— Request —
Quote the records beneath, complete and exact. Leave out images.

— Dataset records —
[start]

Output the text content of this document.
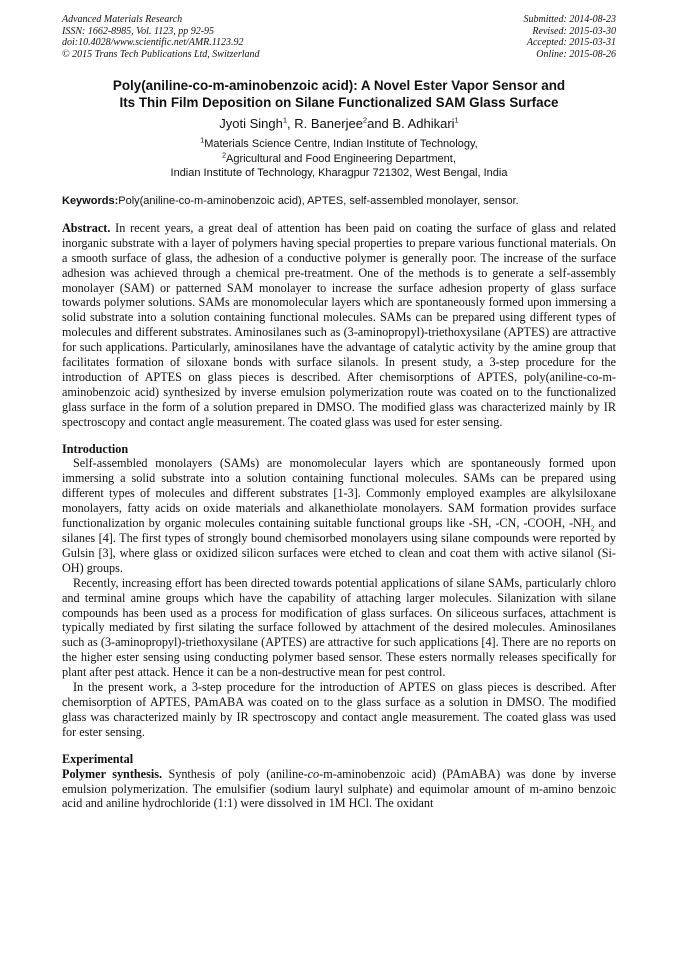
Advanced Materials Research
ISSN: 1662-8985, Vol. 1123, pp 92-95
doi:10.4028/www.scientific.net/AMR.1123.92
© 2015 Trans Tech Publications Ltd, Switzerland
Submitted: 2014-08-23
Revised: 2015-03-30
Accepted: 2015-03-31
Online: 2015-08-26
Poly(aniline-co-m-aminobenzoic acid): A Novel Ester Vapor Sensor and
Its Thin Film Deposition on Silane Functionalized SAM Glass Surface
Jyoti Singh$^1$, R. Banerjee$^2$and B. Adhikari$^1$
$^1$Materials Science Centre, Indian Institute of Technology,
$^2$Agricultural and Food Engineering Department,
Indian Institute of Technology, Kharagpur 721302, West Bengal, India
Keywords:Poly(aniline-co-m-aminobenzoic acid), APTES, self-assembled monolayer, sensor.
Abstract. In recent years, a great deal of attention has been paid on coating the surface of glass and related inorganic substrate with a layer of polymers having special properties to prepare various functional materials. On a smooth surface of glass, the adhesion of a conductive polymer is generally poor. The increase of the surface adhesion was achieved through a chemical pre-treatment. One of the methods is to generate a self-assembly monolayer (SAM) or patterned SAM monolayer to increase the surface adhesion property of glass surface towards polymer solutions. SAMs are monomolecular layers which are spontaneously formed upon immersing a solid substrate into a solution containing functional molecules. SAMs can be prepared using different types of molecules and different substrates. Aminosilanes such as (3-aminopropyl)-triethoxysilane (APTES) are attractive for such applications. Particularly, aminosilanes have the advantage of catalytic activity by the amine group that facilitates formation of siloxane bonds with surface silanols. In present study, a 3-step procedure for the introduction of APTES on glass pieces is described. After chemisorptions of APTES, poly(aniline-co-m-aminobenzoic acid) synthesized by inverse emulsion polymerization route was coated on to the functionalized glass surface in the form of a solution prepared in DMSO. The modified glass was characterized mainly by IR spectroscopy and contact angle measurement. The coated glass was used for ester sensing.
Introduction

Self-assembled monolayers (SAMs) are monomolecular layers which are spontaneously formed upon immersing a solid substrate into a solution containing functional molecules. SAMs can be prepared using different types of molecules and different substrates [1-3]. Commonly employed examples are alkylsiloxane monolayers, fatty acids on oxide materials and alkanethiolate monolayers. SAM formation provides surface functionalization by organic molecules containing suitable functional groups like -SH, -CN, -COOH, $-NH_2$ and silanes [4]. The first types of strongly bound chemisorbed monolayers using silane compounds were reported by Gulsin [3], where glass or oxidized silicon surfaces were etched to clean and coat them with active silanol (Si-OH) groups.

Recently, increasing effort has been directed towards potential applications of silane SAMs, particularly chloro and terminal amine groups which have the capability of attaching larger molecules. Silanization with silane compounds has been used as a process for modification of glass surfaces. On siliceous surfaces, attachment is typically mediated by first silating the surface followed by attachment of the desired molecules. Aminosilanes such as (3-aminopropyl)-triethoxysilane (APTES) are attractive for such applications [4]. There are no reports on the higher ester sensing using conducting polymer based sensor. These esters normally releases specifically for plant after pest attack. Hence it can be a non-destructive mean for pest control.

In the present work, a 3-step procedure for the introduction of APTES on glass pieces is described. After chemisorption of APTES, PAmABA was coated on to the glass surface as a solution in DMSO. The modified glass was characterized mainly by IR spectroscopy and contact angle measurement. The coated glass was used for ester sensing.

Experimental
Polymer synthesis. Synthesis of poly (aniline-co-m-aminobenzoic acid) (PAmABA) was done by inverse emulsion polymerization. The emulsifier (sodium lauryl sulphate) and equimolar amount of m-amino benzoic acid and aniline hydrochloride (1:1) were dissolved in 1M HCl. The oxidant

[end]

— Answer in full —
Output the text content of this document.
Advanced Materials Research
ISSN: 1662-8985, Vol. 1123, pp 92-95
doi:10.4028/www.scientific.net/AMR.1123.92
© 2015 Trans Tech Publications Ltd, Switzerland
Submitted: 2014-08-23
Revised: 2015-03-30
Accepted: 2015-03-31
Online: 2015-08-26
Poly(aniline-co-m-aminobenzoic acid): A Novel Ester Vapor Sensor and
Its Thin Film Deposition on Silane Functionalized SAM Glass Surface
Jyoti Singh$^1$, R. Banerjee$^2$and B. Adhikari$^1$
$^1$Materials Science Centre, Indian Institute of Technology,
$^2$Agricultural and Food Engineering Department,
Indian Institute of Technology, Kharagpur 721302, West Bengal, India
Keywords:Poly(aniline-co-m-aminobenzoic acid), APTES, self-assembled monolayer, sensor.
Abstract. In recent years, a great deal of attention has been paid on coating the surface of glass and related inorganic substrate with a layer of polymers having special properties to prepare various functional materials. On a smooth surface of glass, the adhesion of a conductive polymer is generally poor. The increase of the surface adhesion was achieved through a chemical pre-treatment. One of the methods is to generate a self-assembly monolayer (SAM) or patterned SAM monolayer to increase the surface adhesion property of glass surface towards polymer solutions. SAMs are monomolecular layers which are spontaneously formed upon immersing a solid substrate into a solution containing functional molecules. SAMs can be prepared using different types of molecules and different substrates. Aminosilanes such as (3-aminopropyl)-triethoxysilane (APTES) are attractive for such applications. Particularly, aminosilanes have the advantage of catalytic activity by the amine group that facilitates formation of siloxane bonds with surface silanols. In present study, a 3-step procedure for the introduction of APTES on glass pieces is described. After chemisorptions of APTES, poly(aniline-co-m-aminobenzoic acid) synthesized by inverse emulsion polymerization route was coated on to the functionalized glass surface in the form of a solution prepared in DMSO. The modified glass was characterized mainly by IR spectroscopy and contact angle measurement. The coated glass was used for ester sensing.
Introduction

Self-assembled monolayers (SAMs) are monomolecular layers which are spontaneously formed upon immersing a solid substrate into a solution containing functional molecules. SAMs can be prepared using different types of molecules and different substrates [1-3]. Commonly employed examples are alkylsiloxane monolayers, fatty acids on oxide materials and alkanethiolate monolayers. SAM formation provides surface functionalization by organic molecules containing suitable functional groups like -SH, -CN, -COOH, $-NH_2$ and silanes [4]. The first types of strongly bound chemisorbed monolayers using silane compounds were reported by Gulsin [3], where glass or oxidized silicon surfaces were etched to clean and coat them with active silanol (Si-OH) groups.

Recently, increasing effort has been directed towards potential applications of silane SAMs, particularly chloro and terminal amine groups which have the capability of attaching larger molecules. Silanization with silane compounds has been used as a process for modification of glass surfaces. On siliceous surfaces, attachment is typically mediated by first silating the surface followed by attachment of the desired molecules. Aminosilanes such as (3-aminopropyl)-triethoxysilane (APTES) are attractive for such applications [4]. There are no reports on the higher ester sensing using conducting polymer based sensor. These esters normally releases specifically for plant after pest attack. Hence it can be a non-destructive mean for pest control.

In the present work, a 3-step procedure for the introduction of APTES on glass pieces is described. After chemisorption of APTES, PAmABA was coated on to the glass surface as a solution in DMSO. The modified glass was characterized mainly by IR spectroscopy and contact angle measurement. The coated glass was used for ester sensing.

Experimental
Polymer synthesis. Synthesis of poly (aniline-co-m-aminobenzoic acid) (PAmABA) was done by inverse emulsion polymerization. The emulsifier (sodium lauryl sulphate) and equimolar amount of m-amino benzoic acid and aniline hydrochloride (1:1) were dissolved in 1M HCl. The oxidant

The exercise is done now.